* Instruction
Show all lines holding "xlabel".

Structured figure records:
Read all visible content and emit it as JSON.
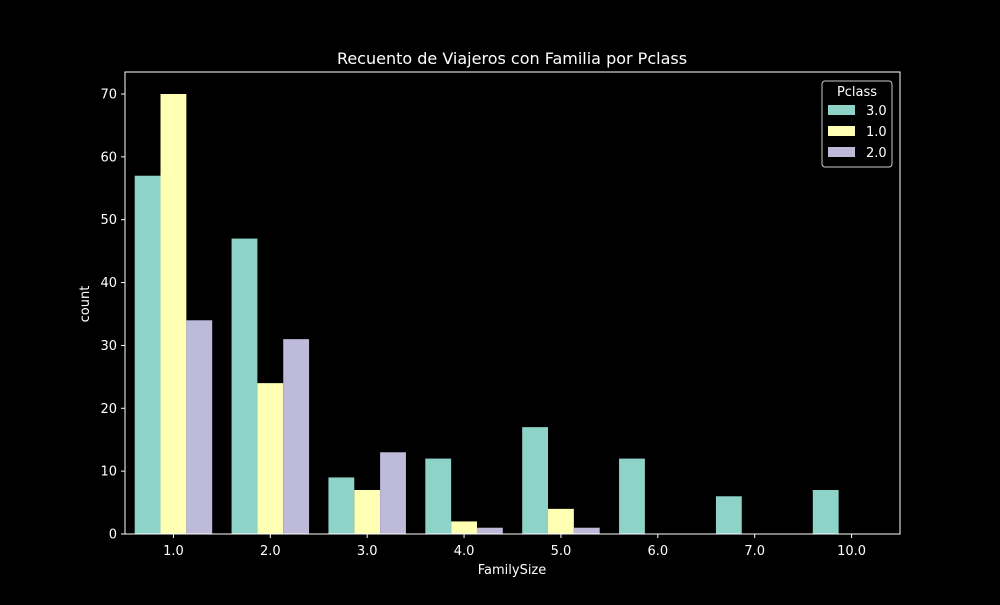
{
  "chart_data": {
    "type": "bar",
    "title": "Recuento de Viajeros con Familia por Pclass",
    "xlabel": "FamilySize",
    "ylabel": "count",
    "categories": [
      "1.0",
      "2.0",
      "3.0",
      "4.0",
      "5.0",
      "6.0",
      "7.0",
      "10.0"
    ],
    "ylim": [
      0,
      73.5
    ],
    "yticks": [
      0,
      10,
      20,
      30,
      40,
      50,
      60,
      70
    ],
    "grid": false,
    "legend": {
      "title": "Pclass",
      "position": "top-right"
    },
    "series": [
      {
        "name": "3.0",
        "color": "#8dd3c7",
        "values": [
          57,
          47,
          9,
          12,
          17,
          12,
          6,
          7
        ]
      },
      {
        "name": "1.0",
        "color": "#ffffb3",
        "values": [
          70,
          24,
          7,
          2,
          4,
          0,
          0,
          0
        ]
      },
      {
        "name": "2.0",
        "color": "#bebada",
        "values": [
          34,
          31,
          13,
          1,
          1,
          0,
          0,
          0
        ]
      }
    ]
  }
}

...

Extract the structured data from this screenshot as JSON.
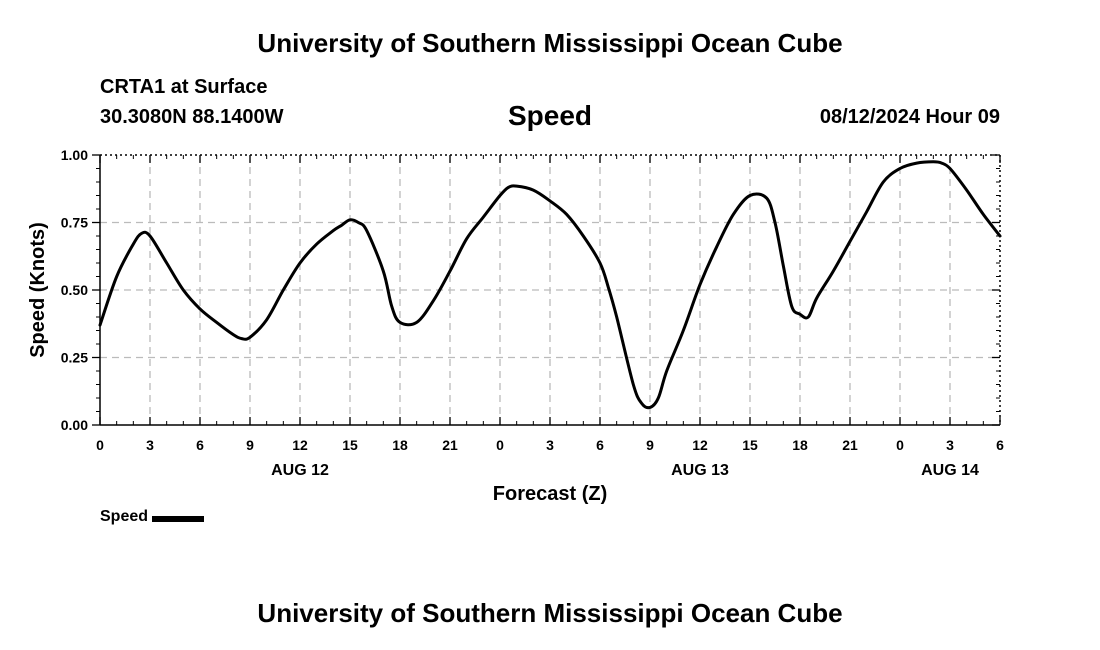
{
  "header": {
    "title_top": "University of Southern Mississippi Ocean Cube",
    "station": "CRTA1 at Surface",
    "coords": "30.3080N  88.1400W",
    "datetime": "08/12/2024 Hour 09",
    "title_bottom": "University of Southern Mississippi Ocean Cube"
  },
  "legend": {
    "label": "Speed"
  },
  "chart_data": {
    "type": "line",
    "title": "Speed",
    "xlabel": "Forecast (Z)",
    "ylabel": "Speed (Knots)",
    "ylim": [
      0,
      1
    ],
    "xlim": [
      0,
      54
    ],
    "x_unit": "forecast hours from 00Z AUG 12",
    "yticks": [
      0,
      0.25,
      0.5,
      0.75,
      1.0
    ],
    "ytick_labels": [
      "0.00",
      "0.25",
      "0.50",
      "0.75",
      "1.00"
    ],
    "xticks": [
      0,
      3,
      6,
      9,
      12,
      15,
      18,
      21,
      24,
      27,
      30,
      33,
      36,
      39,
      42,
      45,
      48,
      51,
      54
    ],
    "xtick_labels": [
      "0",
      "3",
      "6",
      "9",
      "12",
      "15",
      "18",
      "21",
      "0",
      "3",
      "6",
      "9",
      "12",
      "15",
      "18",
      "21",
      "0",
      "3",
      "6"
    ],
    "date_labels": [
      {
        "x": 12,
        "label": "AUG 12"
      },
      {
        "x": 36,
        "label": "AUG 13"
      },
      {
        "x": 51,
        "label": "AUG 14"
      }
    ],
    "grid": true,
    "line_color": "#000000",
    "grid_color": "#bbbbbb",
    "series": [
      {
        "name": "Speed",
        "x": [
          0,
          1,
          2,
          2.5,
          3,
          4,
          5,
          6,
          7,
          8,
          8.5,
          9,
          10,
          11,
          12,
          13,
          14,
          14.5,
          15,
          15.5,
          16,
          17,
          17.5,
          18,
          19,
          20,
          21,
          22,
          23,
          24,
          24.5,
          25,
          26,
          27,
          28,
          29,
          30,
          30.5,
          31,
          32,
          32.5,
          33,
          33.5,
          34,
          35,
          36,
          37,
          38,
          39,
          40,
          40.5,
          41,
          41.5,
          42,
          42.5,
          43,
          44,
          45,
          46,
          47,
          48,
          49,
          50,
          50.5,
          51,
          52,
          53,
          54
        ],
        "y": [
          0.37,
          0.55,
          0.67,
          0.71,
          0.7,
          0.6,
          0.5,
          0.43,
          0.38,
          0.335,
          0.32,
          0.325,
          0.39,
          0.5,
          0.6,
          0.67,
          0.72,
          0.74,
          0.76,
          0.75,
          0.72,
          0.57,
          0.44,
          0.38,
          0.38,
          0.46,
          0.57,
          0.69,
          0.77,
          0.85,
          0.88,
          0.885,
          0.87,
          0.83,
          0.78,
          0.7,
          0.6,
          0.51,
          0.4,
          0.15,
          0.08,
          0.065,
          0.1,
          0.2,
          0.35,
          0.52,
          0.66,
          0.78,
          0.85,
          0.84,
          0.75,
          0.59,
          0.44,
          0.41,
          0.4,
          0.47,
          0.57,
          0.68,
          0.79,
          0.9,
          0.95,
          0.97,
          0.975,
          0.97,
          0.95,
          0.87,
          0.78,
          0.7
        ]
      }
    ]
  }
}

* Result below
    "xlabel": "FamilySize",
    "xlabel": "Forecast (Z)",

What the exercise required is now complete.